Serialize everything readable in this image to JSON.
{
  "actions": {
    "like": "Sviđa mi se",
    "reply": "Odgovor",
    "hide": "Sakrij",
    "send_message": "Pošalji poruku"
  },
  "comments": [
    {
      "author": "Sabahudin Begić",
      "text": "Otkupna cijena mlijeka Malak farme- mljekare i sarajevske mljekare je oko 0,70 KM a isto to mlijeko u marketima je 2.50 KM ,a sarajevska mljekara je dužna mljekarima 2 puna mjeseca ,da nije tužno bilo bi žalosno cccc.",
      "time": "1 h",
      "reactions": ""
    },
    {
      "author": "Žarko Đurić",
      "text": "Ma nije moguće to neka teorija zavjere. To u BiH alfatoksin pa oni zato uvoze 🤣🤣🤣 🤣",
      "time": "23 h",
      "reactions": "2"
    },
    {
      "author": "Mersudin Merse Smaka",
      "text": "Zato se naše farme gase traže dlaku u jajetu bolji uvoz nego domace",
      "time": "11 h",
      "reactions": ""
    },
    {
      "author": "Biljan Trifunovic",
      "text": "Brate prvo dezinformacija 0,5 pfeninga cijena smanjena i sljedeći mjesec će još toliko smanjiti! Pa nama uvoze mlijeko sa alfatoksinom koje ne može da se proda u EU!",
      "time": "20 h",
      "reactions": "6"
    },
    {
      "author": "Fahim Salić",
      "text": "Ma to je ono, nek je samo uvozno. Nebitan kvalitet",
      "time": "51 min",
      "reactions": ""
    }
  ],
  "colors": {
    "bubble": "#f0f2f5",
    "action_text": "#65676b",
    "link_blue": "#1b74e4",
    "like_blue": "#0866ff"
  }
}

++++++++++++++++++++

= The task =
Extract the complete listing above, reproducing each line exactly.

= Exercise solution =
Serialize everything readable in this image to JSON.
{
  "actions": {
    "like": "Sviđa mi se",
    "reply": "Odgovor",
    "hide": "Sakrij",
    "send_message": "Pošalji poruku"
  },
  "comments": [
    {
      "author": "Sabahudin Begić",
      "text": "Otkupna cijena mlijeka Malak farme- mljekare i sarajevske mljekare je oko 0,70 KM a isto to mlijeko u marketima je 2.50 KM ,a sarajevska mljekara je dužna mljekarima 2 puna mjeseca ,da nije tužno bilo bi žalosno cccc.",
      "time": "1 h",
      "reactions": ""
    },
    {
      "author": "Žarko Đurić",
      "text": "Ma nije moguće to neka teorija zavjere. To u BiH alfatoksin pa oni zato uvoze 🤣🤣🤣 🤣",
      "time": "23 h",
      "reactions": "2"
    },
    {
      "author": "Mersudin Merse Smaka",
      "text": "Zato se naše farme gase traže dlaku u jajetu bolji uvoz nego domace",
      "time": "11 h",
      "reactions": ""
    },
    {
      "author": "Biljan Trifunovic",
      "text": "Brate prvo dezinformacija 0,5 pfeninga cijena smanjena i sljedeći mjesec će još toliko smanjiti! Pa nama uvoze mlijeko sa alfatoksinom koje ne može da se proda u EU!",
      "time": "20 h",
      "reactions": "6"
    },
    {
      "author": "Fahim Salić",
      "text": "Ma to je ono, nek je samo uvozno. Nebitan kvalitet",
      "time": "51 min",
      "reactions": ""
    }
  ],
  "colors": {
    "bubble": "#f0f2f5",
    "action_text": "#65676b",
    "link_blue": "#1b74e4",
    "like_blue": "#0866ff"
  }
}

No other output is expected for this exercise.